#### Your task
Set down each line of the data below exactly as it stands, dropping the pictures.

+++

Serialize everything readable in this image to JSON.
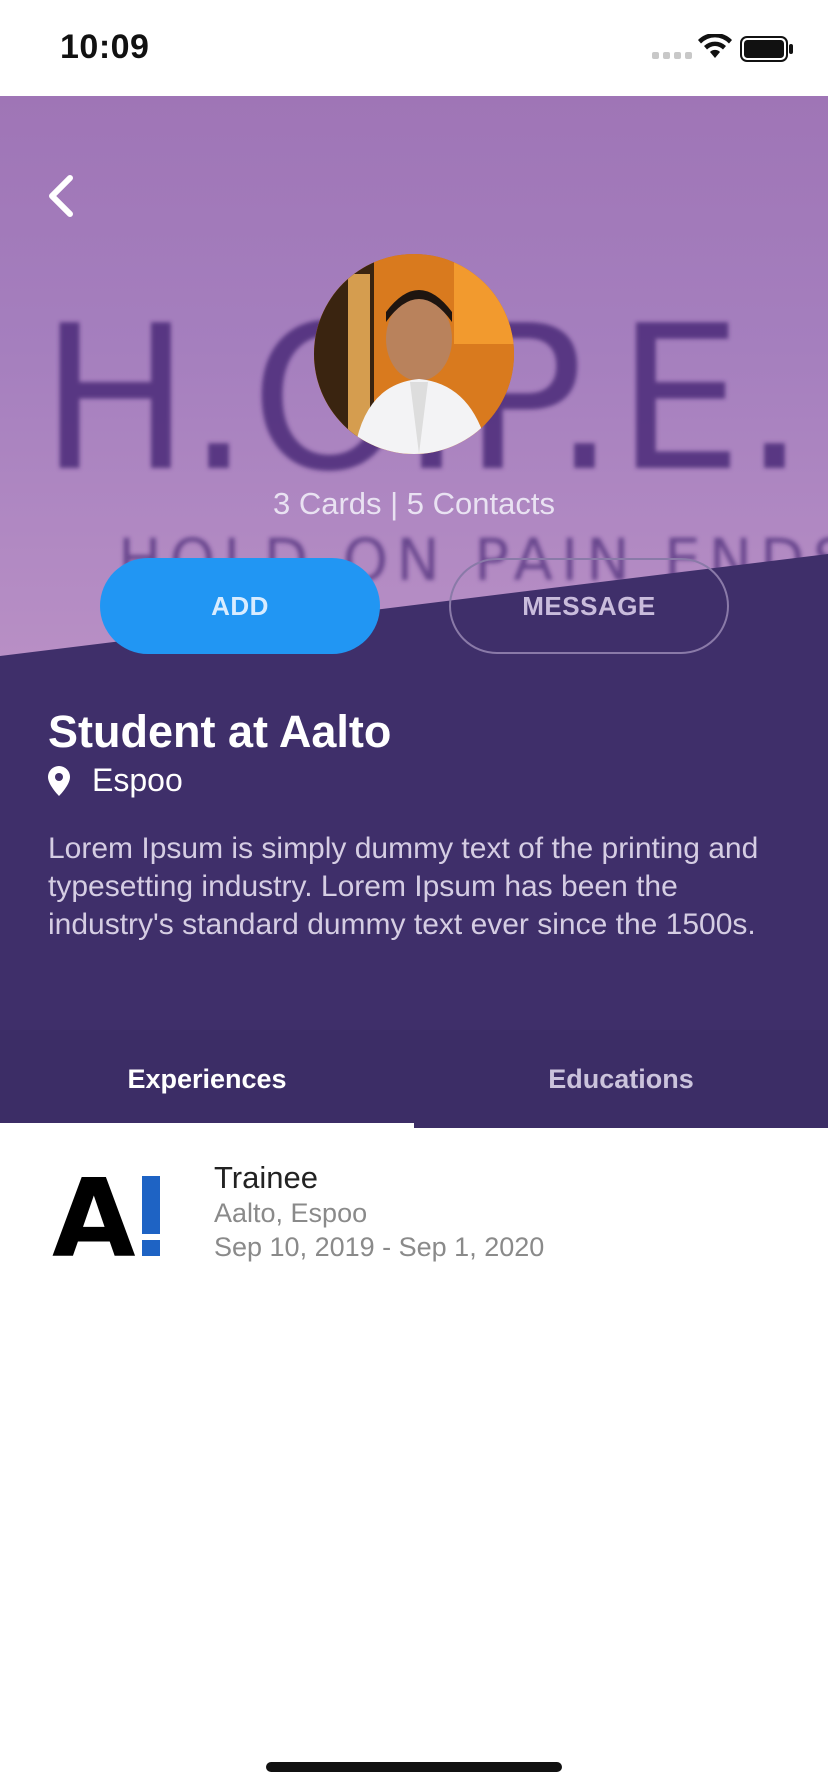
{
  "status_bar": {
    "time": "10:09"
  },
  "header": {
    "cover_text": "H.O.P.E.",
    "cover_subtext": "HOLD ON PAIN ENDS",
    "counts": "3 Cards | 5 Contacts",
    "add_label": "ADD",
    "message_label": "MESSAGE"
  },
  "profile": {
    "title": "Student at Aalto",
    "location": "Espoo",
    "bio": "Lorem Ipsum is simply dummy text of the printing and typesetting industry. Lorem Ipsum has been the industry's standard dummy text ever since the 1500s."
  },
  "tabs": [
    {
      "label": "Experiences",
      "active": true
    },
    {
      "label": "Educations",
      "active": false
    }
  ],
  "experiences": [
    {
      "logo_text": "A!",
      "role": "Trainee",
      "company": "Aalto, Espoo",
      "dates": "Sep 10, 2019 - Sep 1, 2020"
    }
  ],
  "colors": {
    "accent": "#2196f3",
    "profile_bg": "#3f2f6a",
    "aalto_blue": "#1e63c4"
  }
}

+++

#### Expected answer
Serialize everything readable in this image to JSON.
{
  "status_bar": {
    "time": "10:09"
  },
  "header": {
    "cover_text": "H.O.P.E.",
    "cover_subtext": "HOLD ON PAIN ENDS",
    "counts": "3 Cards | 5 Contacts",
    "add_label": "ADD",
    "message_label": "MESSAGE"
  },
  "profile": {
    "title": "Student at Aalto",
    "location": "Espoo",
    "bio": "Lorem Ipsum is simply dummy text of the printing and typesetting industry. Lorem Ipsum has been the industry's standard dummy text ever since the 1500s."
  },
  "tabs": [
    {
      "label": "Experiences",
      "active": true
    },
    {
      "label": "Educations",
      "active": false
    }
  ],
  "experiences": [
    {
      "logo_text": "A!",
      "role": "Trainee",
      "company": "Aalto, Espoo",
      "dates": "Sep 10, 2019 - Sep 1, 2020"
    }
  ],
  "colors": {
    "accent": "#2196f3",
    "profile_bg": "#3f2f6a",
    "aalto_blue": "#1e63c4"
  }
}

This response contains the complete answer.